[Excerpt from a dataset]
-------

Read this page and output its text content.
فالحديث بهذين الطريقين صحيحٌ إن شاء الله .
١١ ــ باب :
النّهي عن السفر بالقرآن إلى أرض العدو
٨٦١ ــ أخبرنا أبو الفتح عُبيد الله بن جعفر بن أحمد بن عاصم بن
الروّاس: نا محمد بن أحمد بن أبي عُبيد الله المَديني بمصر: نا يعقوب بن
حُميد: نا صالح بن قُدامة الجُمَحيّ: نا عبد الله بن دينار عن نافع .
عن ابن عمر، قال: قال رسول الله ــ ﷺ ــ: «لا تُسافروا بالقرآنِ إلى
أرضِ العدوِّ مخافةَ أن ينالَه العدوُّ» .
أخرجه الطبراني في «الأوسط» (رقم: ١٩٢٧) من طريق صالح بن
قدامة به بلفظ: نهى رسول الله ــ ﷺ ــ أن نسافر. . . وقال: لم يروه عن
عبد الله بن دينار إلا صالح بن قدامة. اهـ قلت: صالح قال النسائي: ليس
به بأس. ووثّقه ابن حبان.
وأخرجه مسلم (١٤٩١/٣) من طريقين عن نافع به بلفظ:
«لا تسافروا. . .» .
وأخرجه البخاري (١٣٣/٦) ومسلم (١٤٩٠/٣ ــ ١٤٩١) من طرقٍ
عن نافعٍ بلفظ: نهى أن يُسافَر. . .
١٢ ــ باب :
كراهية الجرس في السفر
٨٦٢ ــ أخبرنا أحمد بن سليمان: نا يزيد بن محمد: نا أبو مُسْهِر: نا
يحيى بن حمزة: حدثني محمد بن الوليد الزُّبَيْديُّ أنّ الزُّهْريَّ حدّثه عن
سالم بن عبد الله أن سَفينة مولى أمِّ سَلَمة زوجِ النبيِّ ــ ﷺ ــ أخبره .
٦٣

-------

▶ **EXERCISE**
Copy all the lines, exactly.

▶ **EXERCISE SOLUTION**
Read this page and output its text content.
فالحديث بهذين الطريقين صحيحٌ إن شاء الله .
١١ ــ باب :
النّهي عن السفر بالقرآن إلى أرض العدو
٨٦١ ــ أخبرنا أبو الفتح عُبيد الله بن جعفر بن أحمد بن عاصم بن
الروّاس: نا محمد بن أحمد بن أبي عُبيد الله المَديني بمصر: نا يعقوب بن
حُميد: نا صالح بن قُدامة الجُمَحيّ: نا عبد الله بن دينار عن نافع .
عن ابن عمر، قال: قال رسول الله ــ ﷺ ــ: «لا تُسافروا بالقرآنِ إلى
أرضِ العدوِّ مخافةَ أن ينالَه العدوُّ» .
أخرجه الطبراني في «الأوسط» (رقم: ١٩٢٧) من طريق صالح بن
قدامة به بلفظ: نهى رسول الله ــ ﷺ ــ أن نسافر. . . وقال: لم يروه عن
عبد الله بن دينار إلا صالح بن قدامة. اهـ قلت: صالح قال النسائي: ليس
به بأس. ووثّقه ابن حبان.
وأخرجه مسلم (١٤٩١/٣) من طريقين عن نافع به بلفظ:
«لا تسافروا. . .» .
وأخرجه البخاري (١٣٣/٦) ومسلم (١٤٩٠/٣ ــ ١٤٩١) من طرقٍ
عن نافعٍ بلفظ: نهى أن يُسافَر. . .
١٢ ــ باب :
كراهية الجرس في السفر
٨٦٢ ــ أخبرنا أحمد بن سليمان: نا يزيد بن محمد: نا أبو مُسْهِر: نا
يحيى بن حمزة: حدثني محمد بن الوليد الزُّبَيْديُّ أنّ الزُّهْريَّ حدّثه عن
سالم بن عبد الله أن سَفينة مولى أمِّ سَلَمة زوجِ النبيِّ ــ ﷺ ــ أخبره .
٦٣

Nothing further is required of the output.